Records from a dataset
============

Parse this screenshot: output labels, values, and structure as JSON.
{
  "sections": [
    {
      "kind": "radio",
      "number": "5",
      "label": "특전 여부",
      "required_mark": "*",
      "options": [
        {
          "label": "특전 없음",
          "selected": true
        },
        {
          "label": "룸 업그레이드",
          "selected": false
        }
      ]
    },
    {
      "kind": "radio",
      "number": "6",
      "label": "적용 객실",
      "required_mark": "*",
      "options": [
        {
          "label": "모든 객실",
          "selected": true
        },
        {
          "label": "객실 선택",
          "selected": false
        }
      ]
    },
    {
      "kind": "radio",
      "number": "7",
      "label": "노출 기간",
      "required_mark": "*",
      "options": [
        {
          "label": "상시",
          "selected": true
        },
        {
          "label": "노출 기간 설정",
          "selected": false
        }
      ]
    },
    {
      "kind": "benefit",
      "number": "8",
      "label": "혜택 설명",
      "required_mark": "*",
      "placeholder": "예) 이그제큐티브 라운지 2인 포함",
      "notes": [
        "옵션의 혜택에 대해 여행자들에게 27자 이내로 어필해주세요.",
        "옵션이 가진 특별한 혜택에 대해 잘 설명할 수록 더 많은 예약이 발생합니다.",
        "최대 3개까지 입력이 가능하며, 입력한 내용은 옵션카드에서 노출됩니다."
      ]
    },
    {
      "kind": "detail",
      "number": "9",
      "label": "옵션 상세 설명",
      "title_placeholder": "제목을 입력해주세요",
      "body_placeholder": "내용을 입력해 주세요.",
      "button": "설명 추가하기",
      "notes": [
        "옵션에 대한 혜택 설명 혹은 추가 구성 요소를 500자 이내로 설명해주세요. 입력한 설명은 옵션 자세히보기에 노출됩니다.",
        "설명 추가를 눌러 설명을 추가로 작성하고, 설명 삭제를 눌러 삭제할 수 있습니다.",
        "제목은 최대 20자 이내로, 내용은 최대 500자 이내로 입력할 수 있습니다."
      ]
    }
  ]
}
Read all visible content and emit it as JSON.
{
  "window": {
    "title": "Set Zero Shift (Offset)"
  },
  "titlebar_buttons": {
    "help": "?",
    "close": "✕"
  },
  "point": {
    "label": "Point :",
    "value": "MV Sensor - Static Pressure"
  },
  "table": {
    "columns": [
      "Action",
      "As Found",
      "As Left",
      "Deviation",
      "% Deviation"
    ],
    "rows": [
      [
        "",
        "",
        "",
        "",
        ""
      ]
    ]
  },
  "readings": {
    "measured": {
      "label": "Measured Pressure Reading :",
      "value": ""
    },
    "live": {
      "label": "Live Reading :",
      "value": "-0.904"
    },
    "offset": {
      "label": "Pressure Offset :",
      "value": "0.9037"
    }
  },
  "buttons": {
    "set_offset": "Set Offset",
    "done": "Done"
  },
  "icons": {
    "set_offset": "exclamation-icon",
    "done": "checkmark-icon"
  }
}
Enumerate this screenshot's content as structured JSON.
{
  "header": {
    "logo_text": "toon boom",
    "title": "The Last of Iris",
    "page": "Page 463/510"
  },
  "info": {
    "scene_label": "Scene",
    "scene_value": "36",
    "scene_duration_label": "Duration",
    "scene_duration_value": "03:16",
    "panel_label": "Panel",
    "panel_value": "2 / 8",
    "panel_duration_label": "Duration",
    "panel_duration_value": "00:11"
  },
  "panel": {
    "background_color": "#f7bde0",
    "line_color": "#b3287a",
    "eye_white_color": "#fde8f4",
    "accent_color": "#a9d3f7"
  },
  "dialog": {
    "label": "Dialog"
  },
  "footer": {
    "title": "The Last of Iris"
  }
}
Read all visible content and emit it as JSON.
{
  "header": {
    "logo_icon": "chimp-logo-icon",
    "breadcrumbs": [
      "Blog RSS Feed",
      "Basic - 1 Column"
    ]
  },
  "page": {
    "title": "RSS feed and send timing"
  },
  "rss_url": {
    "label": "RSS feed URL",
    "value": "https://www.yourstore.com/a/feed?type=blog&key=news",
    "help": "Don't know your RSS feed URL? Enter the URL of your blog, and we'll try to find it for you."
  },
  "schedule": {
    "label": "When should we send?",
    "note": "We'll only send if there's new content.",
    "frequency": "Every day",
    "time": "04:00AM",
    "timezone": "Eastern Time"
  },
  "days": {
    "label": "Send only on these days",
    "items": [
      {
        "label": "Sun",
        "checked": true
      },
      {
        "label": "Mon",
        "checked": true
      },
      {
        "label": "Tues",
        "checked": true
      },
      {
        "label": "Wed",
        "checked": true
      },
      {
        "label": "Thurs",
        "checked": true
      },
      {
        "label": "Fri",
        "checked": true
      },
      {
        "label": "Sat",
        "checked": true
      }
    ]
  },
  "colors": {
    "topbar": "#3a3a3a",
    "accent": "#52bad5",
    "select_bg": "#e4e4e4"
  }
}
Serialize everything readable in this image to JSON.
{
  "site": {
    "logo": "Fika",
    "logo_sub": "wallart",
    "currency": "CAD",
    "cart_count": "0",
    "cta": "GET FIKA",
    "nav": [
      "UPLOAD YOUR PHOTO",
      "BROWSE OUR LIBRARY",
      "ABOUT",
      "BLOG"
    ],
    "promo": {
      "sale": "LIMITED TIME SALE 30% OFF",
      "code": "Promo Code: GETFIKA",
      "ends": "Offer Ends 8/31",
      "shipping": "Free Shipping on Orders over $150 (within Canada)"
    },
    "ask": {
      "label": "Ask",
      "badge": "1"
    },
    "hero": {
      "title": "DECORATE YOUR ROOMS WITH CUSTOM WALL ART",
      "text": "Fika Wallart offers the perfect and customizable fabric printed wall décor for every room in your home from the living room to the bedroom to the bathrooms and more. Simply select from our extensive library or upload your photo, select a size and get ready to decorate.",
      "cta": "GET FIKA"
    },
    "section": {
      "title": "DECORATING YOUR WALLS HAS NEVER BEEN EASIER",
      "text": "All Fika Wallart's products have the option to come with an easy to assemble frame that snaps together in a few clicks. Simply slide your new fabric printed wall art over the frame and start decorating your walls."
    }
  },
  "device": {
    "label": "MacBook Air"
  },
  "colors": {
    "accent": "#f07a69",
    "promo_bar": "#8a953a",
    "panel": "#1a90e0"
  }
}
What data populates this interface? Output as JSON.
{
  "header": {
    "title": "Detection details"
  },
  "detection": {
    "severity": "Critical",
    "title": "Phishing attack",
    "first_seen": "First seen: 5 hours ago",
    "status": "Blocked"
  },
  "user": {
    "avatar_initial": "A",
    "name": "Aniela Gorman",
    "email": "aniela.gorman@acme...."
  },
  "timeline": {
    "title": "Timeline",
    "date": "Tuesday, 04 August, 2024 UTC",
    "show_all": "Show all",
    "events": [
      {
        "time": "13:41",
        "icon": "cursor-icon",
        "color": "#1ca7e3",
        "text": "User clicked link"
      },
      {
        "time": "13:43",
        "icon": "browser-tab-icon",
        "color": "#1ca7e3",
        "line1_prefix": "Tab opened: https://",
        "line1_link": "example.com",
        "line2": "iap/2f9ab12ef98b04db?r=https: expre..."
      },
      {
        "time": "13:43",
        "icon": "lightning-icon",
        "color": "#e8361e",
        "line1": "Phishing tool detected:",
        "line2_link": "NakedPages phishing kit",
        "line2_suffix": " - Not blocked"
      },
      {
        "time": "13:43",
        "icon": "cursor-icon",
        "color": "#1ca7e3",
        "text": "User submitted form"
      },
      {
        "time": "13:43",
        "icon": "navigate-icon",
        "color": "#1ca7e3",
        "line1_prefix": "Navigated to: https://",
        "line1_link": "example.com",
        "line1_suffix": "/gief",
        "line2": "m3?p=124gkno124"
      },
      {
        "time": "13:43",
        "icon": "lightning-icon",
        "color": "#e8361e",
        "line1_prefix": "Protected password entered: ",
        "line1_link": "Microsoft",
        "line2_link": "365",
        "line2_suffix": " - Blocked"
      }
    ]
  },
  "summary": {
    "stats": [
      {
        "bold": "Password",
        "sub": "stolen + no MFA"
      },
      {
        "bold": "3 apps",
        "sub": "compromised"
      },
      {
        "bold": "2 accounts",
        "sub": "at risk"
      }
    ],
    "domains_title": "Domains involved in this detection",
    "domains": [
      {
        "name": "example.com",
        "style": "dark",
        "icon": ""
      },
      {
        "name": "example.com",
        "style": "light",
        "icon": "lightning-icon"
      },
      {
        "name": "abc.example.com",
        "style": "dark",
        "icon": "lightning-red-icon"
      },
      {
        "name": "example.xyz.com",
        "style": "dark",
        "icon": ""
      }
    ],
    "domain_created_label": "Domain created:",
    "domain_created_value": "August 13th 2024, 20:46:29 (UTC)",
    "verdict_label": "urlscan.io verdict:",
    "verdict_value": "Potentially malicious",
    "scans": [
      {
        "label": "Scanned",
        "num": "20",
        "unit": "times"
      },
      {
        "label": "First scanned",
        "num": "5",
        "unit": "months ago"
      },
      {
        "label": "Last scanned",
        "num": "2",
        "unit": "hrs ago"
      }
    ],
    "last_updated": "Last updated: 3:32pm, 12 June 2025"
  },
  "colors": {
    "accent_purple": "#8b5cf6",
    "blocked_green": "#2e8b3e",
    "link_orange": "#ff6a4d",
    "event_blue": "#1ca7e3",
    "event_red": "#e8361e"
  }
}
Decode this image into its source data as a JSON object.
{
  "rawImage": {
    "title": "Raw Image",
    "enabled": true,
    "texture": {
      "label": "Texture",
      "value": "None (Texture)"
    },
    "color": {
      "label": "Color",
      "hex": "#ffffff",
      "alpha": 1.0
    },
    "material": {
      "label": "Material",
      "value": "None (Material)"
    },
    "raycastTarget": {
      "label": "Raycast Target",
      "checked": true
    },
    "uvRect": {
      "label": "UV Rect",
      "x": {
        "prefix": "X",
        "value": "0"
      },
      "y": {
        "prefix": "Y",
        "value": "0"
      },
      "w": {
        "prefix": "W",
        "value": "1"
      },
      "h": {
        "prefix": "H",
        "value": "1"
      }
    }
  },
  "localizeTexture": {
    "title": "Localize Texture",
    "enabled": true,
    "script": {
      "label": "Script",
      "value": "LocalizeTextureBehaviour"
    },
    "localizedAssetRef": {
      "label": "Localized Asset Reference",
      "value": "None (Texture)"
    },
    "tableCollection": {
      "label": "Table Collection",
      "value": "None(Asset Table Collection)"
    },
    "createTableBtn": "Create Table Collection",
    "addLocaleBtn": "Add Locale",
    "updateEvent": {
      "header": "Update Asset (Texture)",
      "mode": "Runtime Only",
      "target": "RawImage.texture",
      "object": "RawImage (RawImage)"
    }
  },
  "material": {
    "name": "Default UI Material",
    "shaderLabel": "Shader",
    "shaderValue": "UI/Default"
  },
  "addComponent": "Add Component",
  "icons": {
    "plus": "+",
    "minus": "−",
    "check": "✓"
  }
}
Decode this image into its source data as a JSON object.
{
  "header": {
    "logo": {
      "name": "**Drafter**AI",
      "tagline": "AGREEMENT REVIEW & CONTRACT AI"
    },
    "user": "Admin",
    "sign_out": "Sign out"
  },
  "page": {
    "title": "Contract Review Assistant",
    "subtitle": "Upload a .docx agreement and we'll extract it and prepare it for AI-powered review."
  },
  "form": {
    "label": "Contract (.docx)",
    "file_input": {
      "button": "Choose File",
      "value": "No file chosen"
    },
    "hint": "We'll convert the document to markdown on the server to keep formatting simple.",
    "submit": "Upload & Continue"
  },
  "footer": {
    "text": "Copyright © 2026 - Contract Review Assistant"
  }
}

============

**GOAL**.
Indicate how many lines of the material contain the string "있습니다", giving the number and nothing more.

**RESULT FOR THIS TASK**.
2